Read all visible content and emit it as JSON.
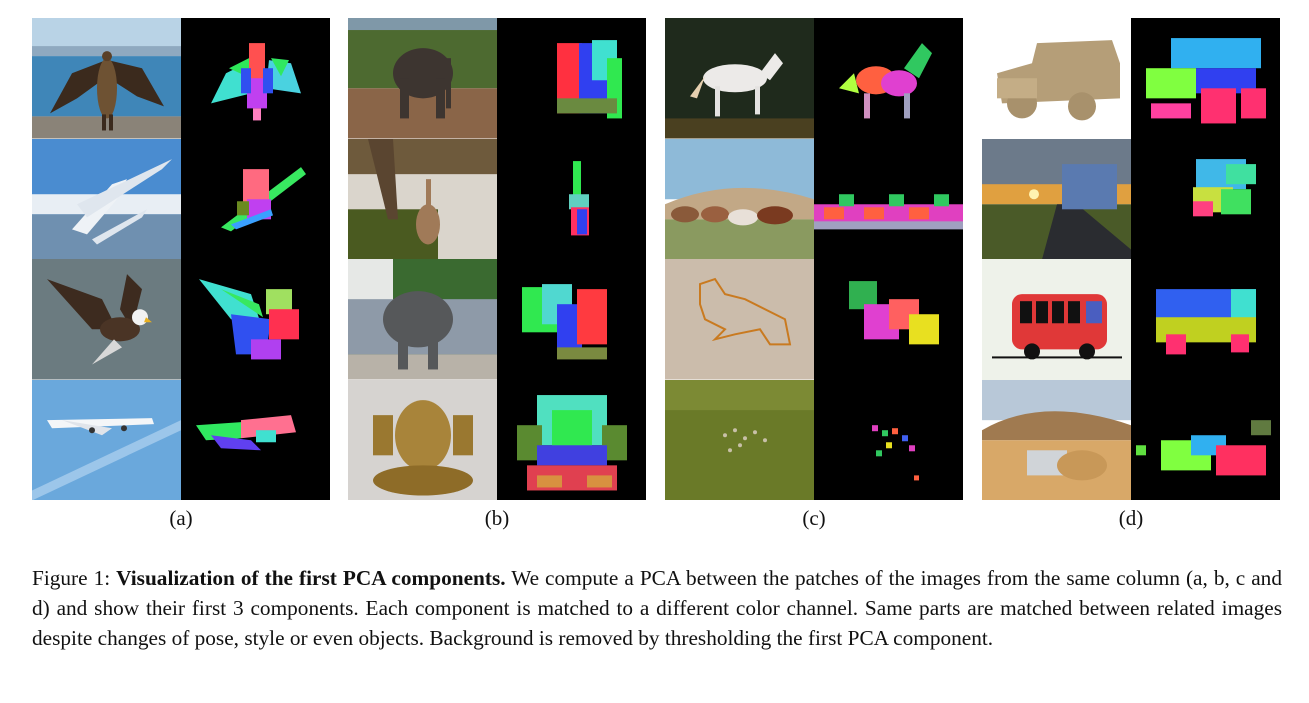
{
  "figure": {
    "panels": [
      {
        "label": "(a)",
        "rows": [
          {
            "image": "juvenile eagle with spread wings standing on a shore",
            "pca": "eagle-pca-map"
          },
          {
            "image": "airplane banking over mountains",
            "pca": "airplane-pca-map"
          },
          {
            "image": "bald eagle swooping with talons forward",
            "pca": "eagle-pca-map"
          },
          {
            "image": "airliner in a blue sky",
            "pca": "airplane-pca-map"
          }
        ]
      },
      {
        "label": "(b)",
        "rows": [
          {
            "image": "elephant standing on dirt ground",
            "pca": "elephant-pca-map"
          },
          {
            "image": "elephant reaching up into a tree",
            "pca": "elephant-pca-map"
          },
          {
            "image": "elephant in a zoo enclosure",
            "pca": "elephant-pca-map"
          },
          {
            "image": "brass Ganesha statue",
            "pca": "statue-pca-map"
          }
        ]
      },
      {
        "label": "(c)",
        "rows": [
          {
            "image": "white horse galloping",
            "pca": "horse-pca-map"
          },
          {
            "image": "herd of horses running",
            "pca": "herd-pca-map"
          },
          {
            "image": "orange line drawing of a horse",
            "pca": "drawing-pca-map"
          },
          {
            "image": "aerial view of a herd on a green field",
            "pca": "aerial-herd-pca-map"
          }
        ]
      },
      {
        "label": "(d)",
        "rows": [
          {
            "image": "cardboard jeep model",
            "pca": "jeep-pca-map"
          },
          {
            "image": "blue coach bus on a road at sunset",
            "pca": "bus-pca-map"
          },
          {
            "image": "red cartoon bus illustration",
            "pca": "cartoon-bus-pca-map"
          },
          {
            "image": "SUV driving on desert dunes",
            "pca": "suv-pca-map"
          }
        ]
      }
    ],
    "caption": {
      "prefix": "Figure 1: ",
      "bold": "Visualization of the first PCA components.",
      "body": " We compute a PCA between the patches of the images from the same column (a, b, c and d) and show their first 3 components. Each component is matched to a different color channel. Same parts are matched between related images despite changes of pose, style or even objects. Background is removed by thresholding the first PCA component."
    }
  }
}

**Problem**
Gather and return every line that holds the string "standing".

**The result**
            "image": "juvenile eagle with spread wings standing on a shore",
            "image": "elephant standing on dirt ground",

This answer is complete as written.